[Stored entries]
--- Begin ---

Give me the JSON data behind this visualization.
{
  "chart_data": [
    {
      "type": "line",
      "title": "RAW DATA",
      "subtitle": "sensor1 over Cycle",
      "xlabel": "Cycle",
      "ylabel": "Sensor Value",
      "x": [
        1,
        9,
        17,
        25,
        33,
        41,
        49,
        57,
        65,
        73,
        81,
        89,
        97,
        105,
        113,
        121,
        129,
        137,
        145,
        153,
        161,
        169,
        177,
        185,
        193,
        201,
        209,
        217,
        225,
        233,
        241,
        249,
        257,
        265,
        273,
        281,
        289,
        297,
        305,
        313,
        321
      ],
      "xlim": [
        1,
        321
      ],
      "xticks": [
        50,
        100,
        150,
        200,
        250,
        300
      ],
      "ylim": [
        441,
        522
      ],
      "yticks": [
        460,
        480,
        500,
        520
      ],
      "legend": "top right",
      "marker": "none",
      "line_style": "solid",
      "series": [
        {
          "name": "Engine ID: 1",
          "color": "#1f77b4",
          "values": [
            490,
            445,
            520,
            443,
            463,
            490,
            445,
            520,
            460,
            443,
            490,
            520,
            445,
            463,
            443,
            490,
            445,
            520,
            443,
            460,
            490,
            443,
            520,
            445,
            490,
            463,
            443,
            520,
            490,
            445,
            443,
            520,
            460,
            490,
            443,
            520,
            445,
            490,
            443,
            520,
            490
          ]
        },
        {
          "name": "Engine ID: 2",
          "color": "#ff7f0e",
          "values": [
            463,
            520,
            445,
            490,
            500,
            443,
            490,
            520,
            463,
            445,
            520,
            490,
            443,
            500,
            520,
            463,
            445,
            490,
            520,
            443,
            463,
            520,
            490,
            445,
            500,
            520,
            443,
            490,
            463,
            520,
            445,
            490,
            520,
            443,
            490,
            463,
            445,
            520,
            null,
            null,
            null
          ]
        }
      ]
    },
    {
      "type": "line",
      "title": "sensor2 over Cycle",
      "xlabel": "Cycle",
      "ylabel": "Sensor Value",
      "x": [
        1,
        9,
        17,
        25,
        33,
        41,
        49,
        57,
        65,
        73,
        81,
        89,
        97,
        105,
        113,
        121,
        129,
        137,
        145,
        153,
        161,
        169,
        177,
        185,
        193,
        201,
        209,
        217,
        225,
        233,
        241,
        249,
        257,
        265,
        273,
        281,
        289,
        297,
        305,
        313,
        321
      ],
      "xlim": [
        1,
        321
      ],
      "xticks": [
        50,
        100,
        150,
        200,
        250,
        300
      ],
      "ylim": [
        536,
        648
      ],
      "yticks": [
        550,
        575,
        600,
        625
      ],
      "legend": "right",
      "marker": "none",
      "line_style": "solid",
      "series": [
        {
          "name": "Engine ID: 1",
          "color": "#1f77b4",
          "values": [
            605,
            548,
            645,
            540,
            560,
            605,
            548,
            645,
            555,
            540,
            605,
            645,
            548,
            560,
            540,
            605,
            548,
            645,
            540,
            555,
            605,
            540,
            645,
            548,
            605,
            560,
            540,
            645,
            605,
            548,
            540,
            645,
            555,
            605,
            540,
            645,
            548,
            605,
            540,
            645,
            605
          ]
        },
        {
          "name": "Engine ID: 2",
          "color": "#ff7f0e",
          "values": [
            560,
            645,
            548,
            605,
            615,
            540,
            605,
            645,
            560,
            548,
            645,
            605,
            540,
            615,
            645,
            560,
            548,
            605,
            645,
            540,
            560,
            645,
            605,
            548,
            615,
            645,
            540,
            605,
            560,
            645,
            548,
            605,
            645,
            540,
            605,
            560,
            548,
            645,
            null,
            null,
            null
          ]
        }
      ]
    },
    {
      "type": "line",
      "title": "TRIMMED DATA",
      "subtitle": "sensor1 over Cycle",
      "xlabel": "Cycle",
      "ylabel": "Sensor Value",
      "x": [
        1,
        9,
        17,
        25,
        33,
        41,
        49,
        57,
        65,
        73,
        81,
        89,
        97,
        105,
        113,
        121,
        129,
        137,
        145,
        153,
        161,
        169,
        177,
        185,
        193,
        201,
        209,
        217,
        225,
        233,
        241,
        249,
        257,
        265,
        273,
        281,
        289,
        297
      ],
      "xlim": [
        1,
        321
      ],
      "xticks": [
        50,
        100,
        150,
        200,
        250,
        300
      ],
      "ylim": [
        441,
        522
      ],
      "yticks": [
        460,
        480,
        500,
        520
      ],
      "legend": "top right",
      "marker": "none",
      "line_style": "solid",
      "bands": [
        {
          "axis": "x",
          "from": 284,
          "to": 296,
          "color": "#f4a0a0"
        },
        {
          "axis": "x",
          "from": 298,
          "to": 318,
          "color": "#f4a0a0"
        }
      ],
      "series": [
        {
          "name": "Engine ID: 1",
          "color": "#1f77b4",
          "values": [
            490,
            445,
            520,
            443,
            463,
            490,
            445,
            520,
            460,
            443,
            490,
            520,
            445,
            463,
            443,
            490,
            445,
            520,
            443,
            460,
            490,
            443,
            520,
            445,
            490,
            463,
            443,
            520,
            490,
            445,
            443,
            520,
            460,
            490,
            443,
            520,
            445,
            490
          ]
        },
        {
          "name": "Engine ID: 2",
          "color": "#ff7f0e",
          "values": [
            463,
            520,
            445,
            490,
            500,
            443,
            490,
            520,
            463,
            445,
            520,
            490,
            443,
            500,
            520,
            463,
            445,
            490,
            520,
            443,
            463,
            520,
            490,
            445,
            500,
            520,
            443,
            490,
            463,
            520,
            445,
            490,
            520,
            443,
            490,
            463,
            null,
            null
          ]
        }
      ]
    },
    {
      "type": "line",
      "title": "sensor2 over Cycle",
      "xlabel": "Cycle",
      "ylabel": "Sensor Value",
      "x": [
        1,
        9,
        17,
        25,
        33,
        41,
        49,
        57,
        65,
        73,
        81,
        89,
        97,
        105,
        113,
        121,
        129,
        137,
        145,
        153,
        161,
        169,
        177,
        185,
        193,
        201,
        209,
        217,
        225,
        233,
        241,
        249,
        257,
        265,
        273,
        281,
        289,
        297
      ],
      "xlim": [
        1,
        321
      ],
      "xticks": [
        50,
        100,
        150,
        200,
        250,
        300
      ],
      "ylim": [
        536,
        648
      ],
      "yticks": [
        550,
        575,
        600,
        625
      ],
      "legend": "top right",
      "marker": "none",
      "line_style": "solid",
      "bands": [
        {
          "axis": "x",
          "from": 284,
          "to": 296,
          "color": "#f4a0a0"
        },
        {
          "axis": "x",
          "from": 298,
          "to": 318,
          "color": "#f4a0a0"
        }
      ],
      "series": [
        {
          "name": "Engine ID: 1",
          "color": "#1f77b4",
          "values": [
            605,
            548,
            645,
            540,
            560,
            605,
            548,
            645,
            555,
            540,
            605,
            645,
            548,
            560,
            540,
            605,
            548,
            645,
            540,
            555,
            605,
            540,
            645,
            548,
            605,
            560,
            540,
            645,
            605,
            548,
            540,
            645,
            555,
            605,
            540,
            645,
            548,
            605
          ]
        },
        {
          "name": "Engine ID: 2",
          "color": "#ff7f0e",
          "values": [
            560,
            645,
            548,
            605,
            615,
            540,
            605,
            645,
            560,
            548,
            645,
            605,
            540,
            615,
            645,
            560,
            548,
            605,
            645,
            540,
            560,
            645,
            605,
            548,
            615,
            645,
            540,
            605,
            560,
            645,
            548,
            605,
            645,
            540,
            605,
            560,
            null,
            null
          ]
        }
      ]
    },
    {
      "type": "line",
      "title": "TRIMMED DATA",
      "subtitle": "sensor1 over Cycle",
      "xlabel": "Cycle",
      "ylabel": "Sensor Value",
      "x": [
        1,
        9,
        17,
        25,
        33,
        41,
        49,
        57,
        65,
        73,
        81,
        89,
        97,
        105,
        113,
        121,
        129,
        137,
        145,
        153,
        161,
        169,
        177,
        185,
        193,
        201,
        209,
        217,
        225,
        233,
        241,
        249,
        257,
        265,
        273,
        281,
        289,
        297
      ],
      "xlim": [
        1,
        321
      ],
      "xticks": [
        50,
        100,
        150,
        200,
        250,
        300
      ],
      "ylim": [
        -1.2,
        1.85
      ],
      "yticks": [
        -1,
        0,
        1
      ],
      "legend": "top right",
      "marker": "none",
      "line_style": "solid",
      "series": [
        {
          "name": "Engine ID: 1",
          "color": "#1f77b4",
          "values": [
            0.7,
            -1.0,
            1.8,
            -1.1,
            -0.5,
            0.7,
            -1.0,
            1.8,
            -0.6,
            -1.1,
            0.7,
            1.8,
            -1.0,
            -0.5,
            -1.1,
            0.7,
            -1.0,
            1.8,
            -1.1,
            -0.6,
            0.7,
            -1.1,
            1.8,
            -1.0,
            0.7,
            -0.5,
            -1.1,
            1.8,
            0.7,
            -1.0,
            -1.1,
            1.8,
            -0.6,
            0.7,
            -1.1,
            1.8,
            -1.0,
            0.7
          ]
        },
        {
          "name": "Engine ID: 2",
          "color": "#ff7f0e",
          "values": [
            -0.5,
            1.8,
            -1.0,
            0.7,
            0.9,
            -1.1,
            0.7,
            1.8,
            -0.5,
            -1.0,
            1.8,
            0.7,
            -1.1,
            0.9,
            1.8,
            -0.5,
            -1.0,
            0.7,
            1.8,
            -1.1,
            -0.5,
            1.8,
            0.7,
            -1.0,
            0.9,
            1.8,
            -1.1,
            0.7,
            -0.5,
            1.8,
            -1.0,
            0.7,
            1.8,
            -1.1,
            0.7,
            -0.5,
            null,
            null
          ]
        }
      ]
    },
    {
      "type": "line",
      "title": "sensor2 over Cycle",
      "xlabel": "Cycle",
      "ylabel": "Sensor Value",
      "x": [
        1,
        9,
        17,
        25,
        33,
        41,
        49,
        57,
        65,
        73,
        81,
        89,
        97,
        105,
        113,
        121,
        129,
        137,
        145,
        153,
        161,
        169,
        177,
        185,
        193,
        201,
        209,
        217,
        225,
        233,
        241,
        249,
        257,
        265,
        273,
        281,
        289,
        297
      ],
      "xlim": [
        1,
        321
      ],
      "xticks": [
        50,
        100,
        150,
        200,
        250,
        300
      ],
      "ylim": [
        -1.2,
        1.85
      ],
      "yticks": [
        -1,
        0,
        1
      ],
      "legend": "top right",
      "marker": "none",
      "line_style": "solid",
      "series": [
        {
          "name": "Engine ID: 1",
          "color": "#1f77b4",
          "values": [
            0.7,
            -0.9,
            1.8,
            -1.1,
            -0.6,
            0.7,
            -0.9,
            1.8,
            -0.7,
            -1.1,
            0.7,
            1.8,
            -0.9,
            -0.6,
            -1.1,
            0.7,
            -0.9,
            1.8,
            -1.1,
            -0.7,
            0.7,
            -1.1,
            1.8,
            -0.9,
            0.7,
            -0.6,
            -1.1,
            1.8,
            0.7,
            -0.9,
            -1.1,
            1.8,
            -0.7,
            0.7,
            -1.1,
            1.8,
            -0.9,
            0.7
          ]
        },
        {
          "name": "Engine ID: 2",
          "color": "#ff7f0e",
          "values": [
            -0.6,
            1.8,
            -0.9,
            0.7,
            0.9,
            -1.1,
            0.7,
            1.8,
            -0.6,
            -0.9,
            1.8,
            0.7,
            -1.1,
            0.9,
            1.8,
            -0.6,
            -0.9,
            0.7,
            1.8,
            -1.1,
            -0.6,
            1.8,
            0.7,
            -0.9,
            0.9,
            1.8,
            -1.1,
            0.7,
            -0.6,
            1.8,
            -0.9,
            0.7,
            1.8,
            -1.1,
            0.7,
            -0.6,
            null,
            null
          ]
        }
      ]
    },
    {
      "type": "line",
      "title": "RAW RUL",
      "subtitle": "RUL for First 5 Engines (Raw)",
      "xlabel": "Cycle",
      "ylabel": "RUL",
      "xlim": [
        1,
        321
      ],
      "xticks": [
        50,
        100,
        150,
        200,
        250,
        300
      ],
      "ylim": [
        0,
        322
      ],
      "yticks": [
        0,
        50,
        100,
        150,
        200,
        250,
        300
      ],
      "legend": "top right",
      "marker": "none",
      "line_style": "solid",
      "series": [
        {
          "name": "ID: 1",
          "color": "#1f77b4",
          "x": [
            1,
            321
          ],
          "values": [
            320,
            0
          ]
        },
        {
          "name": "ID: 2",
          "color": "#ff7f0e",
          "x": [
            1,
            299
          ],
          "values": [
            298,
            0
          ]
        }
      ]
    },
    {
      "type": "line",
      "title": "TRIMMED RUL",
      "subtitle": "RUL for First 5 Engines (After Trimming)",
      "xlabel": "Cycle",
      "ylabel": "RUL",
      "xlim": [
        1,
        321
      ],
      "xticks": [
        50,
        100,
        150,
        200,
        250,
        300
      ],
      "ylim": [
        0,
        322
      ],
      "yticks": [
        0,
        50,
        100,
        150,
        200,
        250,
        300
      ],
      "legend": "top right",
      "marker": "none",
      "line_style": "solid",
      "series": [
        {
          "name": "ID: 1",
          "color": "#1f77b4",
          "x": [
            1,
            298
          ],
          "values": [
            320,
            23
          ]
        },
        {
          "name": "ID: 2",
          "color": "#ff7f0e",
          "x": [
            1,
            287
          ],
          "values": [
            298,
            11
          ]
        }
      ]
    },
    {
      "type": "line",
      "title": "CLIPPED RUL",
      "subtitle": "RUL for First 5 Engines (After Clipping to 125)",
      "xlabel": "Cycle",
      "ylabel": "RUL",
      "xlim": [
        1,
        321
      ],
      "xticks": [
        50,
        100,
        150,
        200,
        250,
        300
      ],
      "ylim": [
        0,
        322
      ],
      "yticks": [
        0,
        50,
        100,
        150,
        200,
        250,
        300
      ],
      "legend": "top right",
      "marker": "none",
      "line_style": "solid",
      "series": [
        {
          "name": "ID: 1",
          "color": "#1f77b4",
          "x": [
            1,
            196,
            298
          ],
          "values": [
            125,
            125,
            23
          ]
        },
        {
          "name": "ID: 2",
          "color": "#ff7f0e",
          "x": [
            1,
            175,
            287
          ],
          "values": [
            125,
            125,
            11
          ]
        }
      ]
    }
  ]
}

--- End ---

Given instruction: Filter the records above and return every line that holds the word "After".

Task output:
      "subtitle": "RUL for First 5 Engines (After Trimming)",
      "subtitle": "RUL for First 5 Engines (After Clipping to 125)",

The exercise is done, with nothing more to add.